++++ Extract ++++

Re:On the basis of the evidence...

[johnny maxwell]

I personally do not believe they are safe but I have noticed that whenever this is brought up on Slashdot dozens of posts are sent in reply claiming that nuclear has "Come so far" since Chernobyl and 3 Mile Island and "nothing like that could ever happen again"

It always amazes me how people stick to that line of reasoning. I hope they realize that there are _still_ RBMK reactors (Chernobyl-type) operating today in Russia. Some of them had accidents with partial core meltdown in the past (The "Leningrad Nuclear Power Plant").

Back to the future...with solar cells

[swm]

In 1974 my 8th grade class went to Washington D.C.
One day they took us to the Capitol, and after the obligatory tour, they turned us loose.
In the Capitol. To look around. Really. It was a different world back then.

Anyway, I picked a hearing room at random, wandered in, and sat down.
This was during the first energy crisis, and someone was testifying to the committee about solar cells.
He was explaining that just as advances in IC technology had brought down the cost of ICs,
advances in the solar cell technology would bring down the cost of solar energy.

It sounded plausible, but it was completely wrong.
And for reasons that anyone testifying before congress should have understood.

It costs a certain amount of money (~ $1K) to process a silicon wafer.
We brought down the cost of ICs by making them smaller, so we get more of them for our $1K.

++++ Extracted records ++++

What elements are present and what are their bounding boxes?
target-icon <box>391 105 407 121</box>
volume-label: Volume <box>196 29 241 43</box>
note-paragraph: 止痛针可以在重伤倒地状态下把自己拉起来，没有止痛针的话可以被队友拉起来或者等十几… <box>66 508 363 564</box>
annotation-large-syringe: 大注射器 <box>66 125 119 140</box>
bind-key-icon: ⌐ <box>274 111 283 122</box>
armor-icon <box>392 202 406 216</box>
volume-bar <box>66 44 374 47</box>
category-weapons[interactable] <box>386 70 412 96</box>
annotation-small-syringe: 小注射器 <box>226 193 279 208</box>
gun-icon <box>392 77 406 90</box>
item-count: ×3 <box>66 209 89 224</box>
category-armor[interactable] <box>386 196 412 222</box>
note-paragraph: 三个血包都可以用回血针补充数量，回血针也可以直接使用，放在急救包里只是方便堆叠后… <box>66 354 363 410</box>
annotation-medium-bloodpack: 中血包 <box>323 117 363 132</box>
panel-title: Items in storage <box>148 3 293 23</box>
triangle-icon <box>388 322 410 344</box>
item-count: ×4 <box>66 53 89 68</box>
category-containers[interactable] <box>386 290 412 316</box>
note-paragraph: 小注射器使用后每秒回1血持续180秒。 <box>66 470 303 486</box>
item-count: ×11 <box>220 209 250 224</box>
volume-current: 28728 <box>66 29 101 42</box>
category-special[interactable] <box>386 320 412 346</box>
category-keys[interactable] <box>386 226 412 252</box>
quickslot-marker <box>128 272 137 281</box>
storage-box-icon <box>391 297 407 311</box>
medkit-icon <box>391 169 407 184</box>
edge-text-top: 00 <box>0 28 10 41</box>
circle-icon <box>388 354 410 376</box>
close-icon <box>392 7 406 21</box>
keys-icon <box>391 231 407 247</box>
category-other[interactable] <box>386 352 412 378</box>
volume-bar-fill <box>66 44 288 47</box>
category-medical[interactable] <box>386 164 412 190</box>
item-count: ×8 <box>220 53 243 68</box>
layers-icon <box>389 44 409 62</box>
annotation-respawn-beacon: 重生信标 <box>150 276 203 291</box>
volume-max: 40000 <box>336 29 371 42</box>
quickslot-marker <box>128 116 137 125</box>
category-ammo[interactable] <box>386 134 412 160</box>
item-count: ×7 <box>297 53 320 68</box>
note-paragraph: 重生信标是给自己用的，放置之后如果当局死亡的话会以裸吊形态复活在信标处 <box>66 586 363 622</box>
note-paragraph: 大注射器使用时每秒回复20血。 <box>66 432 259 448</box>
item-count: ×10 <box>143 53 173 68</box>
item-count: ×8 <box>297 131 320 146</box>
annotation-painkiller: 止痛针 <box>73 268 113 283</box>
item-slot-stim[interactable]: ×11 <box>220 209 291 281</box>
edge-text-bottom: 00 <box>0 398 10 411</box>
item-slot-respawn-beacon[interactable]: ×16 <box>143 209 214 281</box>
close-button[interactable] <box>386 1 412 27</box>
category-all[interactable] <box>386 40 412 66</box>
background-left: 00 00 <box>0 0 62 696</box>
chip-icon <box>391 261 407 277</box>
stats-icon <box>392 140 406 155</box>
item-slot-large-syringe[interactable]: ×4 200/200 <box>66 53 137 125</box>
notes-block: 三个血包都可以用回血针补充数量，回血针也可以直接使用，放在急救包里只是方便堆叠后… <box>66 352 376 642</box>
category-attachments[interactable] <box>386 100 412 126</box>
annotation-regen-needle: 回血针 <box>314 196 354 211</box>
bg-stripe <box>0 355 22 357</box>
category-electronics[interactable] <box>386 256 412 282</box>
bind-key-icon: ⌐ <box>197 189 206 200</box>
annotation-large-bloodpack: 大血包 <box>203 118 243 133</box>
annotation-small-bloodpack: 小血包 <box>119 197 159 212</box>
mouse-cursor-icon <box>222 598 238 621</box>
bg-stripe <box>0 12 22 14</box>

++++

> Exercise requirements
1/ Quote the forum thread word for word, everything from "Anyway, I picked" down to "about solar cells.".
2/ List every phrase that the forum thread encloses in double quotation marks.
3/ Render this sentence from the forum thread in Spanish: "It sounded plausible, but it was completely wrong."

> Answers to the exercises
1/
Anyway, I picked a hearing room at random, wandered in, and sat down.
This was during the first energy crisis, and someone was testifying to the committee about solar cells.

2/
"Come so far"
"nothing like that could ever happen again"
"Leningrad Nuclear Power Plant"

3/ Sonaba plausible, pero era completamente erróneo.